• EXERCISE GOAL: Report how many lines contain "content", with no other words.

======== EXERCISE INPUTS ========

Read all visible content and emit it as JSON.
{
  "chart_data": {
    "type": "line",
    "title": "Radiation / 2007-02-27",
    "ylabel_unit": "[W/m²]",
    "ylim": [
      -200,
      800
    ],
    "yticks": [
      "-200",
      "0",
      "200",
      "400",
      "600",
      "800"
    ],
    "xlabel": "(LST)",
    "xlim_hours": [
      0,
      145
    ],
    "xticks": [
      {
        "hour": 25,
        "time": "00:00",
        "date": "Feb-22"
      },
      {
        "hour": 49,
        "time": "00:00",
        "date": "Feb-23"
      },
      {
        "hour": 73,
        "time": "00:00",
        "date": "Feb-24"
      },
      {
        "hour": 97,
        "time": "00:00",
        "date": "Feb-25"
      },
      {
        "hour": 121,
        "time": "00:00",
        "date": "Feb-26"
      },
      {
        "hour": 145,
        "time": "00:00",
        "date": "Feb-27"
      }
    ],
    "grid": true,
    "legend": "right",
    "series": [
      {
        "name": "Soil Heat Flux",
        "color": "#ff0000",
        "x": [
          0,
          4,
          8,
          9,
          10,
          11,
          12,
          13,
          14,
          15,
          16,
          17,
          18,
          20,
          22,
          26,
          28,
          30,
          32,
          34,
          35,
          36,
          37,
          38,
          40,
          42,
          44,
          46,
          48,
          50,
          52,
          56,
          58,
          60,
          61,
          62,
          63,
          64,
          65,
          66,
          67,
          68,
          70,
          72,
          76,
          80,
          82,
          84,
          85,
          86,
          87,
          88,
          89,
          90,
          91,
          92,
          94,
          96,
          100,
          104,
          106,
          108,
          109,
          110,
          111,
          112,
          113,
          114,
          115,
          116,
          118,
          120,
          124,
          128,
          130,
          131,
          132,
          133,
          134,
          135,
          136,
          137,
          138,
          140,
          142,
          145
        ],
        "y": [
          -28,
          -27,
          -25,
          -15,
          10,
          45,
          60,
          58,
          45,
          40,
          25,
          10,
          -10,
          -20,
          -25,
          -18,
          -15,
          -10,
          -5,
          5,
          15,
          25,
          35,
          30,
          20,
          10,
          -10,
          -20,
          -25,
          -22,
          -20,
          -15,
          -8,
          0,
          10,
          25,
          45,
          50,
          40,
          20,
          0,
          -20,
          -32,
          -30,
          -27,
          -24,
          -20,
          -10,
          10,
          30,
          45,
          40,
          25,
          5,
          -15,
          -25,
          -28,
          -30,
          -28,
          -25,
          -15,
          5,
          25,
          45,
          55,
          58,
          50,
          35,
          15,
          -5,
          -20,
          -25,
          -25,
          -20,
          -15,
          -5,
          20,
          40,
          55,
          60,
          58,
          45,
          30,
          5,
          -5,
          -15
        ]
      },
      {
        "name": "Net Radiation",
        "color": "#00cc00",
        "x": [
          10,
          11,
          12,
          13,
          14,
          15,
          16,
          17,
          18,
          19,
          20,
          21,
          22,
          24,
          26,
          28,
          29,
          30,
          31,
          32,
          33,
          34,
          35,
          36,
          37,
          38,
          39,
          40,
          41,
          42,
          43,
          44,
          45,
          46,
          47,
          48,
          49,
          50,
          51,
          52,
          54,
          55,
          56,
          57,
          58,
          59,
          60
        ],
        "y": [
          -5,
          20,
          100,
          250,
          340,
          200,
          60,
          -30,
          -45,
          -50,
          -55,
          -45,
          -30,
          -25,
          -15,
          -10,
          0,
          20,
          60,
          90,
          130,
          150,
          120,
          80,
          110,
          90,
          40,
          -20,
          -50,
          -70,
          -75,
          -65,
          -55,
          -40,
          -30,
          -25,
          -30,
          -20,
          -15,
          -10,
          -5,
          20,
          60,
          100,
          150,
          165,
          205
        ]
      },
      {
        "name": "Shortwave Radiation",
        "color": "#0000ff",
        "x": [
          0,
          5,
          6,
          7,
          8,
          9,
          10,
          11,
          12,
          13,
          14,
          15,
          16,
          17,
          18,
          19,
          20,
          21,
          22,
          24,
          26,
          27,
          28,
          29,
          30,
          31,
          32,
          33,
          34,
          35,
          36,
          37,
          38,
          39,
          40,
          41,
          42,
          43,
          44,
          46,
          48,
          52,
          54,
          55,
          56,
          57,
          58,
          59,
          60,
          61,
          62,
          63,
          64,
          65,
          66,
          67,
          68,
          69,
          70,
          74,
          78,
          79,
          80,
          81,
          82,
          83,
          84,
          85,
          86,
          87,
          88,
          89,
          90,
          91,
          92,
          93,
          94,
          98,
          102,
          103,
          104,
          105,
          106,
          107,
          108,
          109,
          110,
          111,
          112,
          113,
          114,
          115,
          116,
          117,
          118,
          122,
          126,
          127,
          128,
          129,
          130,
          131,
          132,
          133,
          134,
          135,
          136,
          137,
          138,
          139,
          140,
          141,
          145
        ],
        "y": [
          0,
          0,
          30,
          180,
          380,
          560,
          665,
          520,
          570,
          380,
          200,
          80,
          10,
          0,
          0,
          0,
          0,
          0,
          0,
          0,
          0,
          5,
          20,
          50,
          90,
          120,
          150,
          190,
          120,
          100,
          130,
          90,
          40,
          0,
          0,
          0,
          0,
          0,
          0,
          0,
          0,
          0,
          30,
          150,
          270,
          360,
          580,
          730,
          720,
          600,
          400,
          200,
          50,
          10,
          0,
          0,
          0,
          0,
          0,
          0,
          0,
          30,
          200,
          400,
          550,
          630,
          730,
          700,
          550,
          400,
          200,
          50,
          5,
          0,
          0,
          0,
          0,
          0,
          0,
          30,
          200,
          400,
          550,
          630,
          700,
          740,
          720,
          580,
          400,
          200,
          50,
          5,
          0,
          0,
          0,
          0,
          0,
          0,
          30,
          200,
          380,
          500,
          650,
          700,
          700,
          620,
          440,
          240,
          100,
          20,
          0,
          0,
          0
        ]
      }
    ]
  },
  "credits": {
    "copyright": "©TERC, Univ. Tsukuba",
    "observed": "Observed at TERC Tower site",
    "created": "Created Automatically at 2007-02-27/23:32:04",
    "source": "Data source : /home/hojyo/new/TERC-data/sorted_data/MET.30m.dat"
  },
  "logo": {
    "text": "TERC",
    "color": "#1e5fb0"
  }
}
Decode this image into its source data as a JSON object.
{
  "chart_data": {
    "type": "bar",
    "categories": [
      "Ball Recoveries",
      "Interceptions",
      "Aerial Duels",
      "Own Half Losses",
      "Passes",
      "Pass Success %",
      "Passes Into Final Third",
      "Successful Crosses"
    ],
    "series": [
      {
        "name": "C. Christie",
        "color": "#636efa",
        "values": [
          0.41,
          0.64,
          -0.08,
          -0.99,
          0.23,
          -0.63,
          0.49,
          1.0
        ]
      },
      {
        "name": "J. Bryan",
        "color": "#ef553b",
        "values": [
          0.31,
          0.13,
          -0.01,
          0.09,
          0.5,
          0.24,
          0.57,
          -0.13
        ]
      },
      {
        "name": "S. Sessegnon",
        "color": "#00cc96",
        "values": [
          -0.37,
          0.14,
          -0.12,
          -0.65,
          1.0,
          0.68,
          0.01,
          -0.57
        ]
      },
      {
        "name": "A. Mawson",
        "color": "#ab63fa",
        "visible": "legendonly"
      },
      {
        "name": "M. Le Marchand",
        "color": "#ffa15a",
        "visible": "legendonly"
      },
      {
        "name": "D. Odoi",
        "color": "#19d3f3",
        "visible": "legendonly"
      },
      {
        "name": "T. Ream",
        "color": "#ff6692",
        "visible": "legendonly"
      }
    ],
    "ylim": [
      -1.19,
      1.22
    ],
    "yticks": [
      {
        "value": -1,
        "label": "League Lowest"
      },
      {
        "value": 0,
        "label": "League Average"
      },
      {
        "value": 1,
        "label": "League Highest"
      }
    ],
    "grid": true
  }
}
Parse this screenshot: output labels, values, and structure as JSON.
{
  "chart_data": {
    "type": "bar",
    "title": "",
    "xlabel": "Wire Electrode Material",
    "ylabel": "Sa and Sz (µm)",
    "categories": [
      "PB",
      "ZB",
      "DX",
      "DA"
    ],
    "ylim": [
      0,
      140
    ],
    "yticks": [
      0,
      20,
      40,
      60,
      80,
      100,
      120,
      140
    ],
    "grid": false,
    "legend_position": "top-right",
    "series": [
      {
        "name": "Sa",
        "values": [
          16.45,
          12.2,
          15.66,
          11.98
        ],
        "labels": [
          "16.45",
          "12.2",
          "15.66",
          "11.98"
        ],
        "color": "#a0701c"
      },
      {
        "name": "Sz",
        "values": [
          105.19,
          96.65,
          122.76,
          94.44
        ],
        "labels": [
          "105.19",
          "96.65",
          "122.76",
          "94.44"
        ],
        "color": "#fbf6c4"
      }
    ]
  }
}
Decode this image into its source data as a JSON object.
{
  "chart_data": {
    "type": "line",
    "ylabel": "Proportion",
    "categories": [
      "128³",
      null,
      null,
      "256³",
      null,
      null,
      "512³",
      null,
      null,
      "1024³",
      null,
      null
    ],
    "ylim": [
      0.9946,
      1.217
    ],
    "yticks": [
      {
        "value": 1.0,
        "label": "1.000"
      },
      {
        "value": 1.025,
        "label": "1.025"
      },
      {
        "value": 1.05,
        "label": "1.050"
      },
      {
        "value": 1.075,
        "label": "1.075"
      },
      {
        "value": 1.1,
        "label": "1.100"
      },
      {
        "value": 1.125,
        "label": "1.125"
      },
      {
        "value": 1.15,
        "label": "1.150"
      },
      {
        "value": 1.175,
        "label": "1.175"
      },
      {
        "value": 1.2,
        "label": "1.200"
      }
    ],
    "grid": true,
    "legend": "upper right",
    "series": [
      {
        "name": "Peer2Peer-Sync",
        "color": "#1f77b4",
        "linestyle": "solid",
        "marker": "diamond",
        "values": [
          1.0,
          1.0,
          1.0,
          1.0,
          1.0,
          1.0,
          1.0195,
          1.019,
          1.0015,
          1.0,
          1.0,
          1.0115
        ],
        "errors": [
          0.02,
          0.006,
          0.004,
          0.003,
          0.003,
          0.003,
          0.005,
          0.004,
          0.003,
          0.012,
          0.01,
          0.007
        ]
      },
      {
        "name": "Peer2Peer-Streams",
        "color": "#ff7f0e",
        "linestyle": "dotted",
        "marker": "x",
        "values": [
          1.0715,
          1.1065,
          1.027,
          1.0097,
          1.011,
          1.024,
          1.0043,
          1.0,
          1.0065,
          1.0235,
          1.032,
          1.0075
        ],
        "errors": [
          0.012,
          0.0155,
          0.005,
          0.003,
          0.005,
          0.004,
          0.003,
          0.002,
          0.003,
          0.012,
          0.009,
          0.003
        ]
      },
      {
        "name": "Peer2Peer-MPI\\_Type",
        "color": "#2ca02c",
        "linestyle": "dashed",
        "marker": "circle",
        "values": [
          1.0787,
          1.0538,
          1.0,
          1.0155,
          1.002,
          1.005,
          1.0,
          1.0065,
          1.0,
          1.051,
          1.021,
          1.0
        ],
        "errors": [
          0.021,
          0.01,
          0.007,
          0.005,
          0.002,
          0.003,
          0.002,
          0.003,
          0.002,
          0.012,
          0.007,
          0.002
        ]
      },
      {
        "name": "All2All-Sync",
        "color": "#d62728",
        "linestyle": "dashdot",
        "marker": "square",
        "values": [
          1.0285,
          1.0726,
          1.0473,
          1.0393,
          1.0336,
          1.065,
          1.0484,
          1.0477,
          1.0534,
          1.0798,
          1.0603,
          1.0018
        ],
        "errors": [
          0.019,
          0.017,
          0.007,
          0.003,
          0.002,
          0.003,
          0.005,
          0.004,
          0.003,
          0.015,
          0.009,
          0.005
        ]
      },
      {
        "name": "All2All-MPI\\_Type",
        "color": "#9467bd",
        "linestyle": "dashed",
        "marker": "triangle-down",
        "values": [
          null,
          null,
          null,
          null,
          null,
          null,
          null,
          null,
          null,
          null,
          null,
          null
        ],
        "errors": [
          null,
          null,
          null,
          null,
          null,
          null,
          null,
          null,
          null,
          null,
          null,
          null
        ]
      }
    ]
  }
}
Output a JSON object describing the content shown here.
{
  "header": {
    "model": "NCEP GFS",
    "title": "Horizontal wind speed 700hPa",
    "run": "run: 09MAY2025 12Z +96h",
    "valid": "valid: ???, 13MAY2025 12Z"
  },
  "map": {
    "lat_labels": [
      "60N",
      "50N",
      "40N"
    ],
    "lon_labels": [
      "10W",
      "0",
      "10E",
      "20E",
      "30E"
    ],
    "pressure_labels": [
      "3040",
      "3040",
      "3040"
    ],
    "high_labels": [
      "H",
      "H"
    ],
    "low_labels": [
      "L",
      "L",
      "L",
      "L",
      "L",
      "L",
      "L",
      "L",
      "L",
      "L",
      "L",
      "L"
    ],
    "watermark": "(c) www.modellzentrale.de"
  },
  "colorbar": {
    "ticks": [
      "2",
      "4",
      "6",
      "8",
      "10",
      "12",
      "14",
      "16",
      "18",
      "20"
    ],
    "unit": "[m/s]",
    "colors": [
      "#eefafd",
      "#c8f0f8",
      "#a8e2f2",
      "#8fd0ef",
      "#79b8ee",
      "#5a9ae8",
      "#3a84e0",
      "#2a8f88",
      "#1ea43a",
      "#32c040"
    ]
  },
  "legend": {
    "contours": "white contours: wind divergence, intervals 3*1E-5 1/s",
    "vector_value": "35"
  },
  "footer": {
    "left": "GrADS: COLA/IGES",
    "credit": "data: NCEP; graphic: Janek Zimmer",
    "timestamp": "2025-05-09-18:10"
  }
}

========

• EXPECTED ANSWER: 2